++++ Information given ++++
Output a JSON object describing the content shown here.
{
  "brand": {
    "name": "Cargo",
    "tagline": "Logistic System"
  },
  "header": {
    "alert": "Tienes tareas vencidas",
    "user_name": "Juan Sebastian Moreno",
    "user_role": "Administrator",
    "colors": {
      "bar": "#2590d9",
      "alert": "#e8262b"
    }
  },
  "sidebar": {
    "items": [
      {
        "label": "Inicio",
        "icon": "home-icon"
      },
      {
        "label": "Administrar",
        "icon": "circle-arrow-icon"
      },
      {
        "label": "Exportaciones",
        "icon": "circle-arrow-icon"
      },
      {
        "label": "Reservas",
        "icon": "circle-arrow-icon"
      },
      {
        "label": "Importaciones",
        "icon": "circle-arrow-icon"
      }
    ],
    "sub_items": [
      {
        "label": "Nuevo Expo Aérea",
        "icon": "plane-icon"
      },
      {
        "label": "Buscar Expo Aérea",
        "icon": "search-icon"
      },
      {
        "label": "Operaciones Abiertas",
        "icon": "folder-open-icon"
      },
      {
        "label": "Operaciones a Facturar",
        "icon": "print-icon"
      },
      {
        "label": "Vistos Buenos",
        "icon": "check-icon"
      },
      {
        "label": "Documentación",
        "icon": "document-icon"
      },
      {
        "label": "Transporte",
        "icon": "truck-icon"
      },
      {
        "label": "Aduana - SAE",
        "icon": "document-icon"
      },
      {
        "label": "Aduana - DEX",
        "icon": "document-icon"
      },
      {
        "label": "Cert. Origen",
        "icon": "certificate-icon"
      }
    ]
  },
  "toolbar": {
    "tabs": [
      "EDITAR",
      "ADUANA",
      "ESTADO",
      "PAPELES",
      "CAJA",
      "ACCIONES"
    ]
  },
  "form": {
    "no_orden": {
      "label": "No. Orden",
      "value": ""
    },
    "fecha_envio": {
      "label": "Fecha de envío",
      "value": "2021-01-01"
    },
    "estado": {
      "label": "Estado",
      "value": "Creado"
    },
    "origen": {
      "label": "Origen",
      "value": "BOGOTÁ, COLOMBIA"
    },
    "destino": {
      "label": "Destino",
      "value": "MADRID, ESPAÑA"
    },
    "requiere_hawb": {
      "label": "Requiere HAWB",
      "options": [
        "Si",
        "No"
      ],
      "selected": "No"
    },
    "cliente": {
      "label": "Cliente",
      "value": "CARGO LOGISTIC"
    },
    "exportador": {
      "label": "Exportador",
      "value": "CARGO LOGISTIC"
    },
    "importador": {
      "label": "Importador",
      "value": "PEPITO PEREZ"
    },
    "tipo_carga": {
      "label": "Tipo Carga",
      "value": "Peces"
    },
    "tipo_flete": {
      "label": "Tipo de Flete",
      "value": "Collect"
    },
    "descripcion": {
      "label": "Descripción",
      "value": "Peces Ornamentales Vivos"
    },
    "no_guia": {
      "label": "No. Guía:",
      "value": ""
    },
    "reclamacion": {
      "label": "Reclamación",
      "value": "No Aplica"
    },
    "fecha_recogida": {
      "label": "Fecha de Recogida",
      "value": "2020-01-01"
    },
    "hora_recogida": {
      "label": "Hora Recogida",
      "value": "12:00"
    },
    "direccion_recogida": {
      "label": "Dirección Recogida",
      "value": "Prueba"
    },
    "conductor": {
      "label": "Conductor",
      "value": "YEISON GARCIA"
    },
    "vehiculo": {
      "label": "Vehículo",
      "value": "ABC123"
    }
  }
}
++++
++++ Information given ++++
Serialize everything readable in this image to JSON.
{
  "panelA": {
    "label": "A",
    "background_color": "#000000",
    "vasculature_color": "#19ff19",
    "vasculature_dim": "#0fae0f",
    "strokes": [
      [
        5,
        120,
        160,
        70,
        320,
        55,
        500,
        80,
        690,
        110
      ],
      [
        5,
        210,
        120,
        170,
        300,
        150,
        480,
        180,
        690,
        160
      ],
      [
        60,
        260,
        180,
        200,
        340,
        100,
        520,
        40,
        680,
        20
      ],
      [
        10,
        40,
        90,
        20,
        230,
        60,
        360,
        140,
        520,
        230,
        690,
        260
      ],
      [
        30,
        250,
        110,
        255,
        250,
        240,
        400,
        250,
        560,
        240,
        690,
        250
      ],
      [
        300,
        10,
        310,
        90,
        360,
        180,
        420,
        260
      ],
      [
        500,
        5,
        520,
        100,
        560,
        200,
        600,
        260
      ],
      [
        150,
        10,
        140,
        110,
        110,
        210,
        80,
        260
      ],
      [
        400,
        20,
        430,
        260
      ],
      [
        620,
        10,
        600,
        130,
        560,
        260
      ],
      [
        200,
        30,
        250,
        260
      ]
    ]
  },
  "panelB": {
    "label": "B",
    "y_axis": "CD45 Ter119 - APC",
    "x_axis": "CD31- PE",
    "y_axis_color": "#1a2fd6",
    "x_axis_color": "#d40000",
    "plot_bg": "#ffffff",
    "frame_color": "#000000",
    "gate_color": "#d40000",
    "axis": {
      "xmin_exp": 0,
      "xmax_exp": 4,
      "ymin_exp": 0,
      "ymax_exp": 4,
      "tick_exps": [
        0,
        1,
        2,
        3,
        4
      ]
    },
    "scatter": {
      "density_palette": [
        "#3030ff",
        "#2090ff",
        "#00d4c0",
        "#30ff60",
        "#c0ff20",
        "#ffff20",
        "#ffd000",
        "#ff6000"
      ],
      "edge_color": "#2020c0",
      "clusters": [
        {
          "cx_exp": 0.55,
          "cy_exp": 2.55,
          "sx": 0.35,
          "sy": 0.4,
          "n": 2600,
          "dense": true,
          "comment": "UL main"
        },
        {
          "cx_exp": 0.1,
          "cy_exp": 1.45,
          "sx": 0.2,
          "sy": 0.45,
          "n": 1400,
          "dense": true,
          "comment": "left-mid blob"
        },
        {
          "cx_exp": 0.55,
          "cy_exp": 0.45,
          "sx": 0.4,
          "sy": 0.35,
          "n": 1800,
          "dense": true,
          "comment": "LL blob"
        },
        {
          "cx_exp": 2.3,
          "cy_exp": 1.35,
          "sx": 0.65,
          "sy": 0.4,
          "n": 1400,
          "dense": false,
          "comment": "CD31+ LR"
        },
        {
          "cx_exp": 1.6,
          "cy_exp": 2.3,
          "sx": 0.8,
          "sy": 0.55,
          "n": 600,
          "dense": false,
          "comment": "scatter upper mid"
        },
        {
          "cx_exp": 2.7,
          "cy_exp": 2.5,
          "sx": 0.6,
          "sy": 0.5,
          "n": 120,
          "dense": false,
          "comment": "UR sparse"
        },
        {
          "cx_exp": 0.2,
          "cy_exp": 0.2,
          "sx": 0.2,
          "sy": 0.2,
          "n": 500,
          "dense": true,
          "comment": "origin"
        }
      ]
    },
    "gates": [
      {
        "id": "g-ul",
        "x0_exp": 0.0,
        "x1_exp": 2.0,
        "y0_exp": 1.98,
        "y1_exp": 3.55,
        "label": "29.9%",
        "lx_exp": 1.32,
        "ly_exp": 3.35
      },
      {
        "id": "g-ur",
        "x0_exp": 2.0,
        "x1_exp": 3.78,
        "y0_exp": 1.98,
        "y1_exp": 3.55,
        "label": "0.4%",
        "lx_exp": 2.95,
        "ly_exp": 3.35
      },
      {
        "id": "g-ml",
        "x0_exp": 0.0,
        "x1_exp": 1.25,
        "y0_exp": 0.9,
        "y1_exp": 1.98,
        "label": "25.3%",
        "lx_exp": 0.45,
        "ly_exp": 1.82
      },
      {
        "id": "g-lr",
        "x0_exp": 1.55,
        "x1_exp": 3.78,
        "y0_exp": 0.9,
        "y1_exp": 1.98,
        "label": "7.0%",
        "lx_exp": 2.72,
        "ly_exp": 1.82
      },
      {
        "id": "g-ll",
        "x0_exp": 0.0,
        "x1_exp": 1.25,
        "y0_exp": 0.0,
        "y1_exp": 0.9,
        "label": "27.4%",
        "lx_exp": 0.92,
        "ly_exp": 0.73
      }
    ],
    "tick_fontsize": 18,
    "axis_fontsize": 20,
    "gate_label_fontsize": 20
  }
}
++++
Pull out each line holding the string "blob".

_Answer to the exercise_.
          "comment": "left-mid blob"
          "comment": "LL blob"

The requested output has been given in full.